**Exercise description**
Entries follow. Set all of them down as they stand.

[Begin Data in this exercise]

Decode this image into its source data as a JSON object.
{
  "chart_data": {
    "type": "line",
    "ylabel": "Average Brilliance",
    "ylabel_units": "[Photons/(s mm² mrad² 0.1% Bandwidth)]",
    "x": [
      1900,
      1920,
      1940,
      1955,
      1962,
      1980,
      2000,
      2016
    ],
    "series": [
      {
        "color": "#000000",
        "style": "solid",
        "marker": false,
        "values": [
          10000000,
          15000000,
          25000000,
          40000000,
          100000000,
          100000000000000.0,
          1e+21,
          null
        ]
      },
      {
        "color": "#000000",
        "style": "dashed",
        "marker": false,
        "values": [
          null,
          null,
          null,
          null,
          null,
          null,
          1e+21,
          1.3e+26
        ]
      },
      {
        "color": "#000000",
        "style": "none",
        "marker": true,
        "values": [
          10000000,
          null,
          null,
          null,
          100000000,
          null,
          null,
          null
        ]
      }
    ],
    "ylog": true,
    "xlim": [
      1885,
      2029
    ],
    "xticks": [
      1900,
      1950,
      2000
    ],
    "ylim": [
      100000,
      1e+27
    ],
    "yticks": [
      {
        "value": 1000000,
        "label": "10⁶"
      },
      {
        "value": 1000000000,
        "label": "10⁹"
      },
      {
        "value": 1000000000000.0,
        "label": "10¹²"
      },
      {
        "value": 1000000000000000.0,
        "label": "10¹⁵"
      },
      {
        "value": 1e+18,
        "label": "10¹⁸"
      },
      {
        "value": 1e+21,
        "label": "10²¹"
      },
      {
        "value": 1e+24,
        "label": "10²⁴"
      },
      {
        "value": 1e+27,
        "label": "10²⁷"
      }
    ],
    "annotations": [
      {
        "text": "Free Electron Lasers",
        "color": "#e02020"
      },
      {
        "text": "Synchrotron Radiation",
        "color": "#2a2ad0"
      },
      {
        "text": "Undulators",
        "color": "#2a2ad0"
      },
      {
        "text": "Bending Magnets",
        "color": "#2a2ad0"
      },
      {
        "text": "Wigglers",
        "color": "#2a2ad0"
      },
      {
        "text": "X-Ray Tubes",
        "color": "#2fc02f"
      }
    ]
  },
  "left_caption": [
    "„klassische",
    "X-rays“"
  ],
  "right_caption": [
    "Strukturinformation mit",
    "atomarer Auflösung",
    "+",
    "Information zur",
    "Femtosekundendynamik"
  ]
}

[End Data in this exercise]

**Answer to this exercise**
Decode this image into its source data as a JSON object.
{
  "chart_data": {
    "type": "line",
    "ylabel": "Average Brilliance",
    "ylabel_units": "[Photons/(s mm² mrad² 0.1% Bandwidth)]",
    "x": [
      1900,
      1920,
      1940,
      1955,
      1962,
      1980,
      2000,
      2016
    ],
    "series": [
      {
        "color": "#000000",
        "style": "solid",
        "marker": false,
        "values": [
          10000000,
          15000000,
          25000000,
          40000000,
          100000000,
          100000000000000.0,
          1e+21,
          null
        ]
      },
      {
        "color": "#000000",
        "style": "dashed",
        "marker": false,
        "values": [
          null,
          null,
          null,
          null,
          null,
          null,
          1e+21,
          1.3e+26
        ]
      },
      {
        "color": "#000000",
        "style": "none",
        "marker": true,
        "values": [
          10000000,
          null,
          null,
          null,
          100000000,
          null,
          null,
          null
        ]
      }
    ],
    "ylog": true,
    "xlim": [
      1885,
      2029
    ],
    "xticks": [
      1900,
      1950,
      2000
    ],
    "ylim": [
      100000,
      1e+27
    ],
    "yticks": [
      {
        "value": 1000000,
        "label": "10⁶"
      },
      {
        "value": 1000000000,
        "label": "10⁹"
      },
      {
        "value": 1000000000000.0,
        "label": "10¹²"
      },
      {
        "value": 1000000000000000.0,
        "label": "10¹⁵"
      },
      {
        "value": 1e+18,
        "label": "10¹⁸"
      },
      {
        "value": 1e+21,
        "label": "10²¹"
      },
      {
        "value": 1e+24,
        "label": "10²⁴"
      },
      {
        "value": 1e+27,
        "label": "10²⁷"
      }
    ],
    "annotations": [
      {
        "text": "Free Electron Lasers",
        "color": "#e02020"
      },
      {
        "text": "Synchrotron Radiation",
        "color": "#2a2ad0"
      },
      {
        "text": "Undulators",
        "color": "#2a2ad0"
      },
      {
        "text": "Bending Magnets",
        "color": "#2a2ad0"
      },
      {
        "text": "Wigglers",
        "color": "#2a2ad0"
      },
      {
        "text": "X-Ray Tubes",
        "color": "#2fc02f"
      }
    ]
  },
  "left_caption": [
    "„klassische",
    "X-rays“"
  ],
  "right_caption": [
    "Strukturinformation mit",
    "atomarer Auflösung",
    "+",
    "Information zur",
    "Femtosekundendynamik"
  ]
}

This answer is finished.